### EXERCISE
From the entries below, copy every line that holds the word "members".

### Data listing
· · · · ·
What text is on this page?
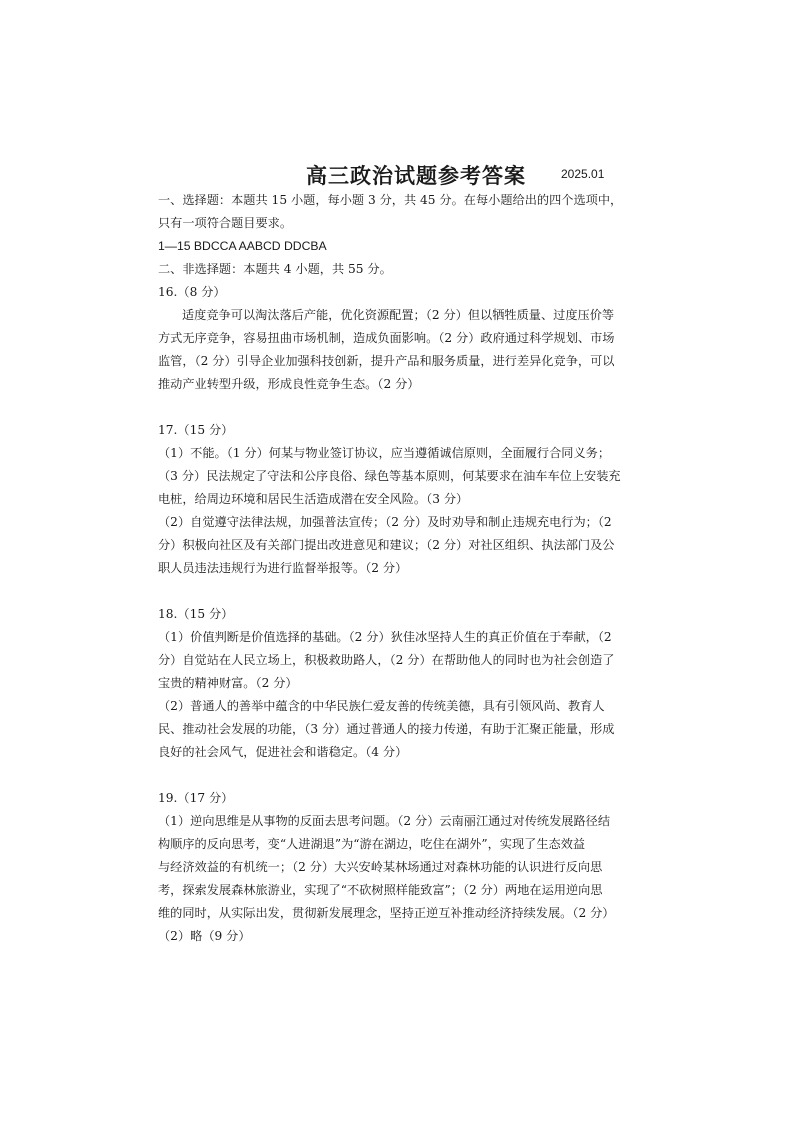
高三政治试题参考答案	2025.01
一、选择题：本题共 15 小题，每小题 3 分，共 45 分。在每小题给出的四个选项中，
只有一项符合题目要求。
1—15 BDCCA AABCD DDCBA
二、非选择题：本题共 4 小题，共 55 分。
16.（8 分）
适度竞争可以淘汰落后产能，优化资源配置；（2 分）但以牺牲质量、过度压价等
方式无序竞争，容易扭曲市场机制，造成负面影响。（2 分）政府通过科学规划、市场
监管，（2 分）引导企业加强科技创新，提升产品和服务质量，进行差异化竞争，可以
推动产业转型升级，形成良性竞争生态。（2 分）
17.（15 分）
（1）不能。（1 分）何某与物业签订协议，应当遵循诚信原则，全面履行合同义务；
（3 分）民法规定了守法和公序良俗、绿色等基本原则，何某要求在油车车位上安装充
电桩，给周边环境和居民生活造成潜在安全风险。（3 分）
（2）自觉遵守法律法规，加强普法宣传；（2 分）及时劝导和制止违规充电行为；（2
分）积极向社区及有关部门提出改进意见和建议；（2 分）对社区组织、执法部门及公
职人员违法违规行为进行监督举报等。（2 分）
18.（15 分）
（1）价值判断是价值选择的基础。（2 分）狄佳冰坚持人生的真正价值在于奉献，（2
分）自觉站在人民立场上，积极救助路人，（2 分）在帮助他人的同时也为社会创造了
宝贵的精神财富。（2 分）
（2）普通人的善举中蕴含的中华民族仁爱友善的传统美德，具有引领风尚、教育人
民、推动社会发展的功能，（3 分）通过普通人的接力传递，有助于汇聚正能量，形成
良好的社会风气，促进社会和谐稳定。（4 分）
19.（17 分）
（1）逆向思维是从事物的反面去思考问题。（2 分）云南丽江通过对传统发展路径结
构顺序的反向思考，变“人进湖退”为“游在湖边，吃住在湖外”，实现了生态效益
与经济效益的有机统一；（2 分）大兴安岭某林场通过对森林功能的认识进行反向思
考，探索发展森林旅游业，实现了“不砍树照样能致富”；（2 分）两地在运用逆向思
维的同时，从实际出发，贯彻新发展理念，坚持正逆互补推动经济持续发展。（2 分）
（2）略（9 分）
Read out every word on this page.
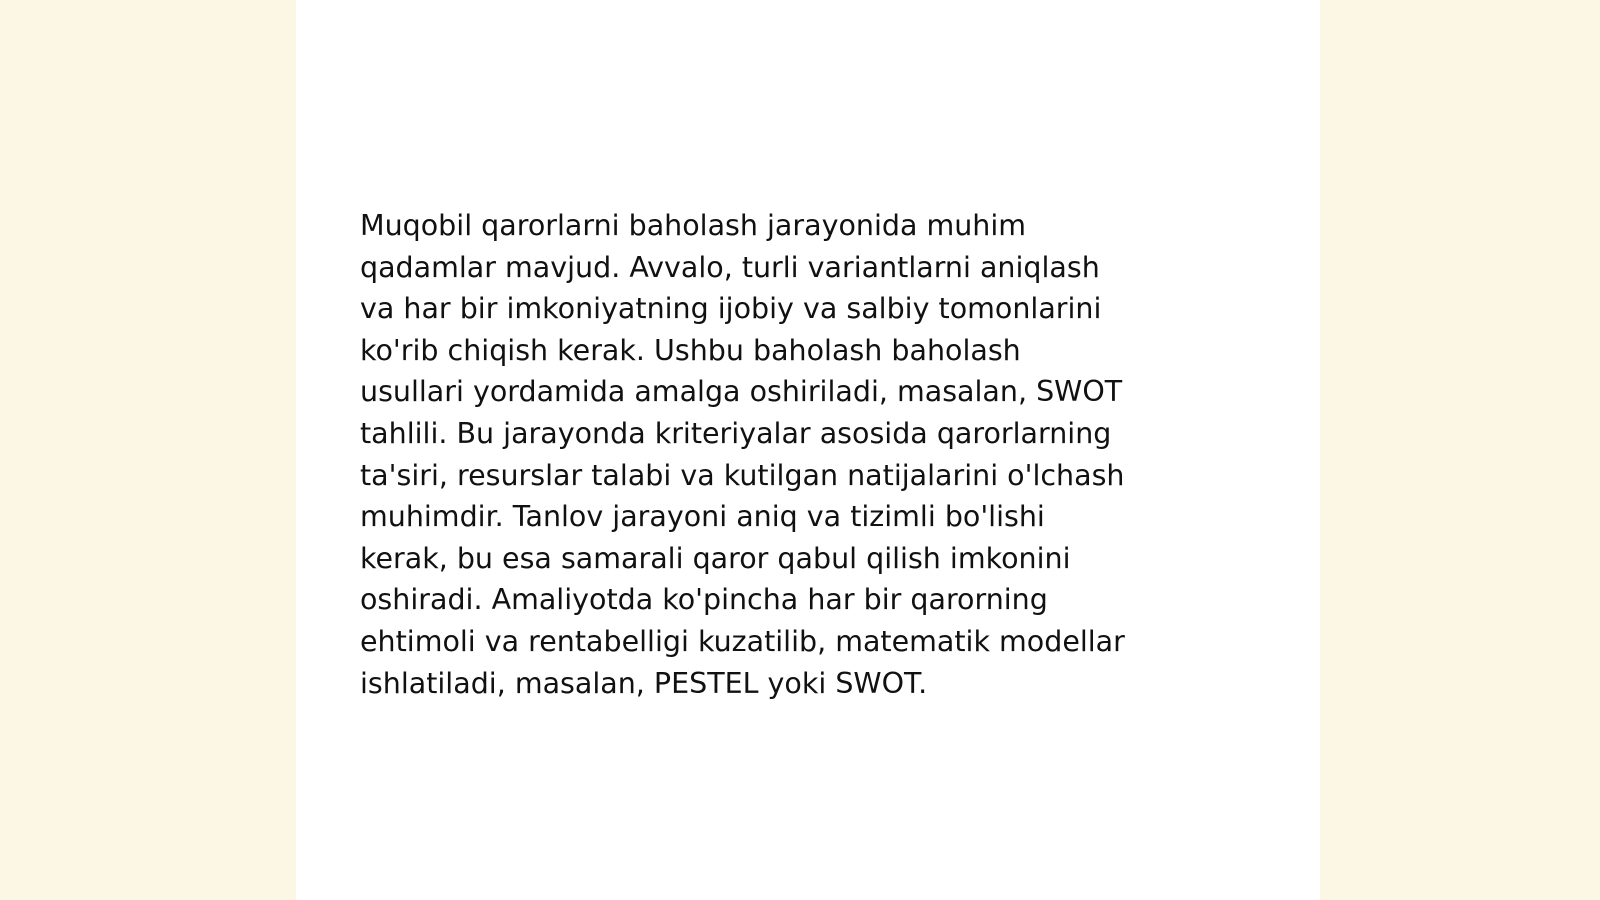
Muqobil qarorlarni baholash jarayonida muhim
qadamlar mavjud. Avvalo, turli variantlarni aniqlash
va har bir imkoniyatning ijobiy va salbiy tomonlarini
ko'rib chiqish kerak. Ushbu baholash baholash
usullari yordamida amalga oshiriladi, masalan, SWOT
tahlili. Bu jarayonda kriteriyalar asosida qarorlarning
ta'siri, resurslar talabi va kutilgan natijalarini o'lchash
muhimdir. Tanlov jarayoni aniq va tizimli bo'lishi
kerak, bu esa samarali qaror qabul qilish imkonini
oshiradi. Amaliyotda ko'pincha har bir qarorning
ehtimoli va rentabelligi kuzatilib, matematik modellar
ishlatiladi, masalan, PESTEL yoki SWOT.
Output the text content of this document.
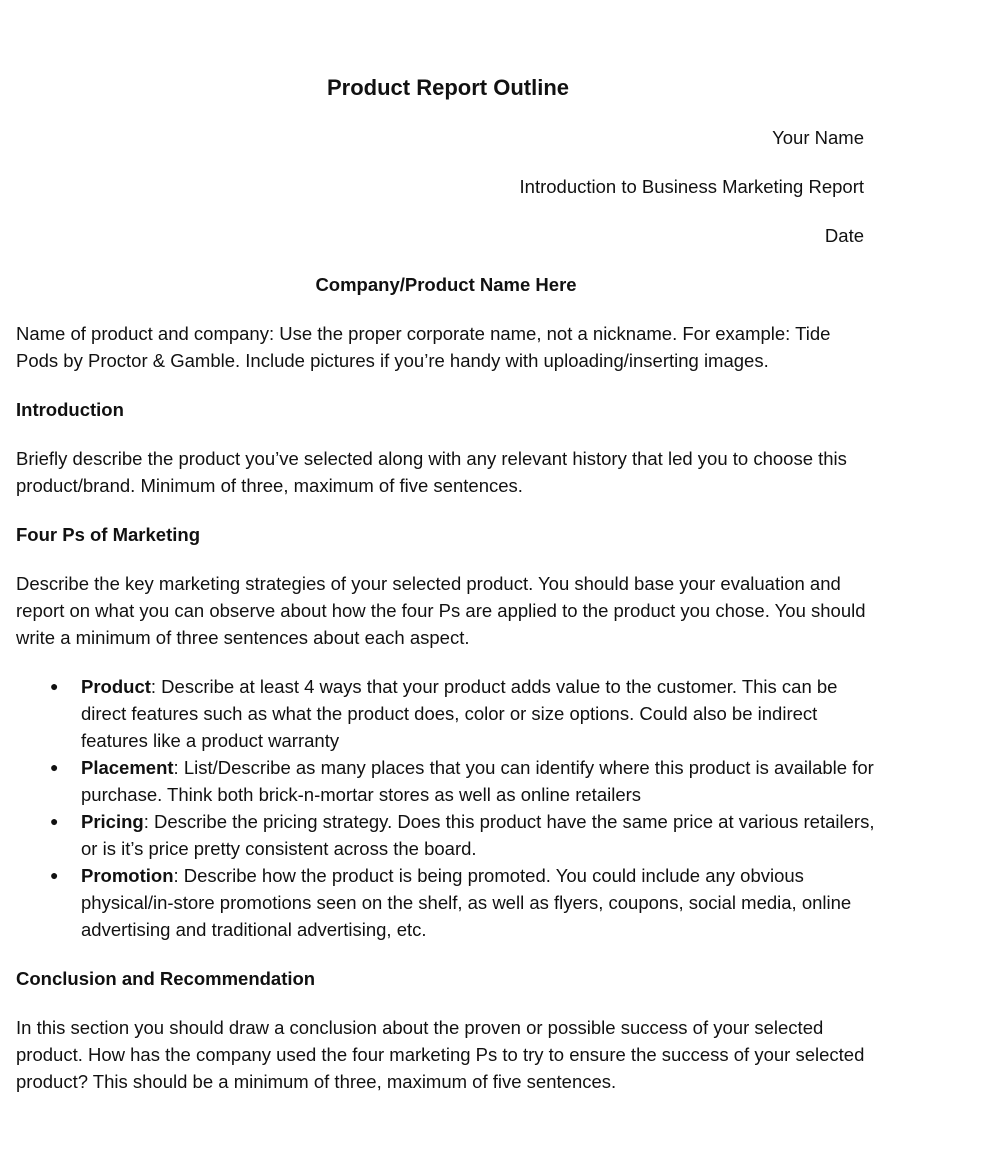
Product Report Outline

Your Name

Introduction to Business Marketing Report

Date

Company/Product Name Here

Name of product and company: Use the proper corporate name, not a nickname. For example: Tide Pods by Proctor & Gamble. Include pictures if you’re handy with uploading/inserting images.

Introduction

Briefly describe the product you’ve selected along with any relevant history that led you to choose this product/brand. Minimum of three, maximum of five sentences.

Four Ps of Marketing

Describe the key marketing strategies of your selected product. You should base your evaluation and report on what you can observe about how the four Ps are applied to the product you chose. You should write a minimum of three sentences about each aspect.

● Product: Describe at least 4 ways that your product adds value to the customer. This can be direct features such as what the product does, color or size options. Could also be indirect features like a product warranty
● Placement: List/Describe as many places that you can identify where this product is available for purchase. Think both brick-n-mortar stores as well as online retailers
● Pricing: Describe the pricing strategy. Does this product have the same price at various retailers, or is it’s price pretty consistent across the board.
● Promotion: Describe how the product is being promoted. You could include any obvious physical/in-store promotions seen on the shelf, as well as flyers, coupons, social media, online advertising and traditional advertising, etc.

Conclusion and Recommendation

In this section you should draw a conclusion about the proven or possible success of your selected product. How has the company used the four marketing Ps to try to ensure the success of your selected product? This should be a minimum of three, maximum of five sentences.
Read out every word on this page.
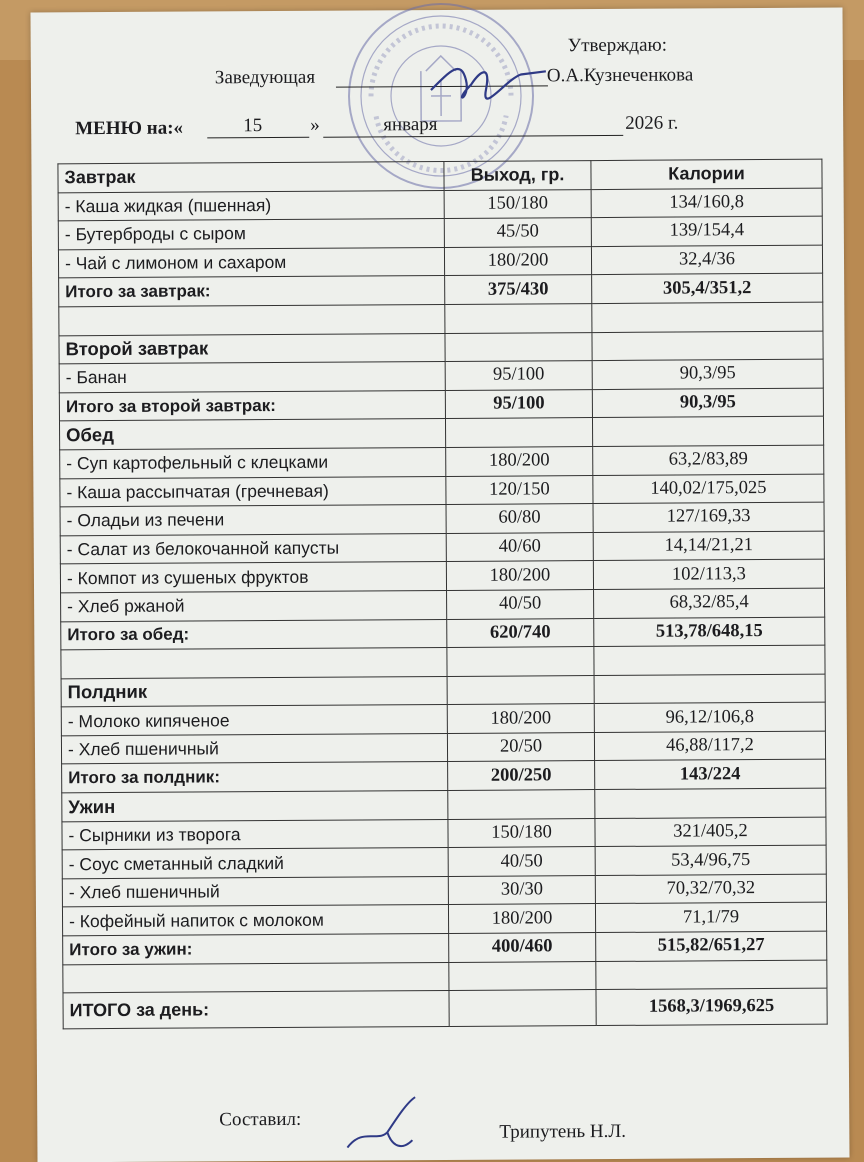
Утверждаю:
Заведующая	О.А.Кузнеченкова
МЕНЮ на:«	15	»	января	2026 г.
Завтрак	Выход, гр.	Калории
- Каша жидкая (пшенная)	150/180	134/160,8
- Бутерброды с сыром	45/50	139/154,4
- Чай с лимоном и сахаром	180/200	32,4/36
Итого за завтрак:	375/430	305,4/351,2

Второй завтрак		
- Банан	95/100	90,3/95
Итого за второй завтрак:	95/100	90,3/95
Обед		
- Суп картофельный с клецками	180/200	63,2/83,89
- Каша рассыпчатая (гречневая)	120/150	140,02/175,025
- Оладьи из печени	60/80	127/169,33
- Салат из белокочанной капусты	40/60	14,14/21,21
- Компот из сушеных фруктов	180/200	102/113,3
- Хлеб ржаной	40/50	68,32/85,4
Итого за обед:	620/740	513,78/648,15

Полдник		
- Молоко кипяченое	180/200	96,12/106,8
- Хлеб пшеничный	20/50	46,88/117,2
Итого за полдник:	200/250	143/224
Ужин		
- Сырники из творога	150/180	321/405,2
- Соус сметанный сладкий	40/50	53,4/96,75
- Хлеб пшеничный	30/30	70,32/70,32
- Кофейный напиток с молоком	180/200	71,1/79
Итого за ужин:	400/460	515,82/651,27

ИТОГО за день:		1568,3/1969,625
Составил:
Трипутень Н.Л.
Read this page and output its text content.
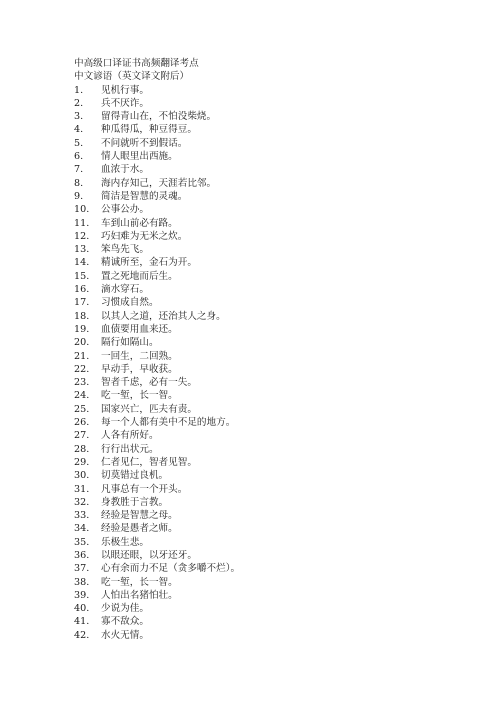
中高级口译证书高频翻译考点
中文谚语（英文译文附后）
1. 见机行事。
2. 兵不厌诈。
3. 留得青山在，不怕没柴烧。
4. 种瓜得瓜，种豆得豆。
5. 不问就听不到假话。
6. 情人眼里出西施。
7. 血浓于水。
8. 海内存知己，天涯若比邻。
9. 简洁是智慧的灵魂。
10. 公事公办。
11. 车到山前必有路。
12. 巧妇难为无米之炊。
13. 笨鸟先飞。
14. 精诚所至，金石为开。
15. 置之死地而后生。
16. 滴水穿石。
17. 习惯成自然。
18. 以其人之道，还治其人之身。
19. 血债要用血来还。
20. 隔行如隔山。
21. 一回生，二回熟。
22. 早动手，早收获。
23. 智者千虑，必有一失。
24. 吃一堑，长一智。
25. 国家兴亡，匹夫有责。
26. 每一个人都有美中不足的地方。
27. 人各有所好。
28. 行行出状元。
29. 仁者见仁，智者见智。
30. 切莫错过良机。
31. 凡事总有一个开头。
32. 身教胜于言教。
33. 经验是智慧之母。
34. 经验是愚者之师。
35. 乐极生悲。
36. 以眼还眼，以牙还牙。
37. 心有余而力不足（贪多嚼不烂）。
38. 吃一堑，长一智。
39. 人怕出名猪怕壮。
40. 少说为佳。
41. 寡不敌众。
42. 水火无情。
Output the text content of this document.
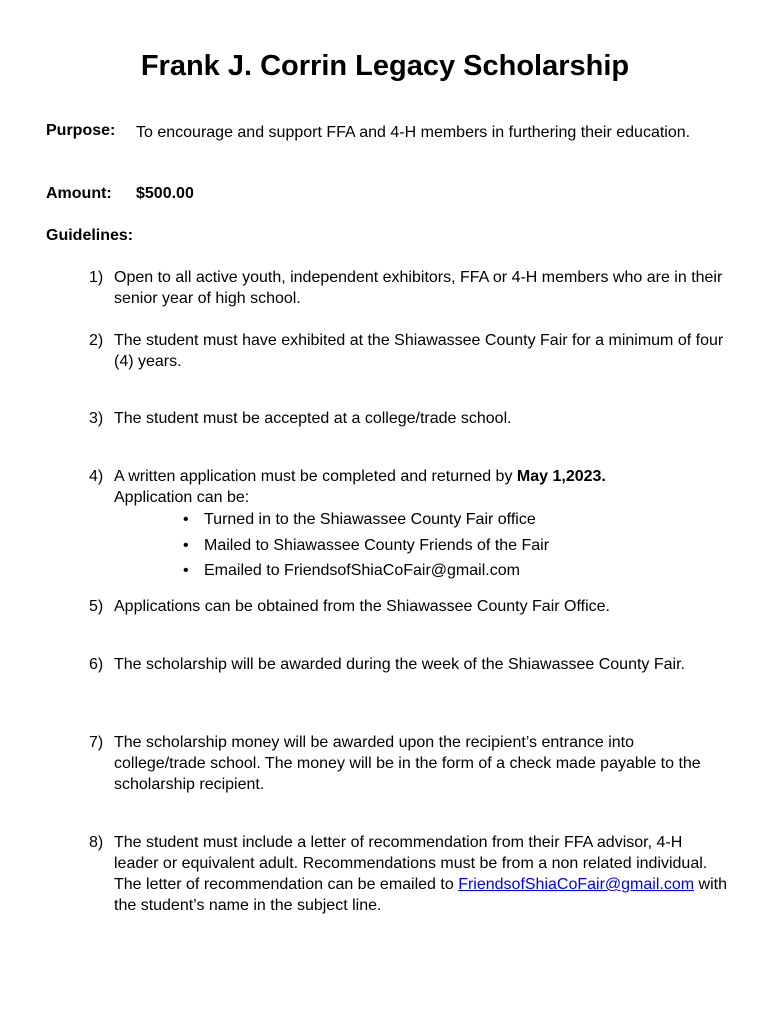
Frank J. Corrin Legacy Scholarship
Purpose: To encourage and support FFA and 4-H members in furthering their education.
Amount: $500.00
Guidelines:
1) Open to all active youth, independent exhibitors, FFA or 4-H members who are in their senior year of high school.
2) The student must have exhibited at the Shiawassee County Fair for a minimum of four (4) years.
3) The student must be accepted at a college/trade school.
4) A written application must be completed and returned by May 1,2023.
Application can be:
• Turned in to the Shiawassee County Fair office
• Mailed to Shiawassee County Friends of the Fair
• Emailed to FriendsofShiaCoFair@gmail.com
5) Applications can be obtained from the Shiawassee County Fair Office.
6) The scholarship will be awarded during the week of the Shiawassee County Fair.
7) The scholarship money will be awarded upon the recipient’s entrance into college/trade school. The money will be in the form of a check made payable to the scholarship recipient.
8) The student must include a letter of recommendation from their FFA advisor, 4-H leader or equivalent adult. Recommendations must be from a non related individual. The letter of recommendation can be emailed to FriendsofShiaCoFair@gmail.com with the student’s name in the subject line.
· · · · ·
### RESULT FOR THIS EXERCISE
Purpose: To encourage and support FFA and 4-H members in furthering their education.
1) Open to all active youth, independent exhibitors, FFA or 4-H members who are in their senior year of high school.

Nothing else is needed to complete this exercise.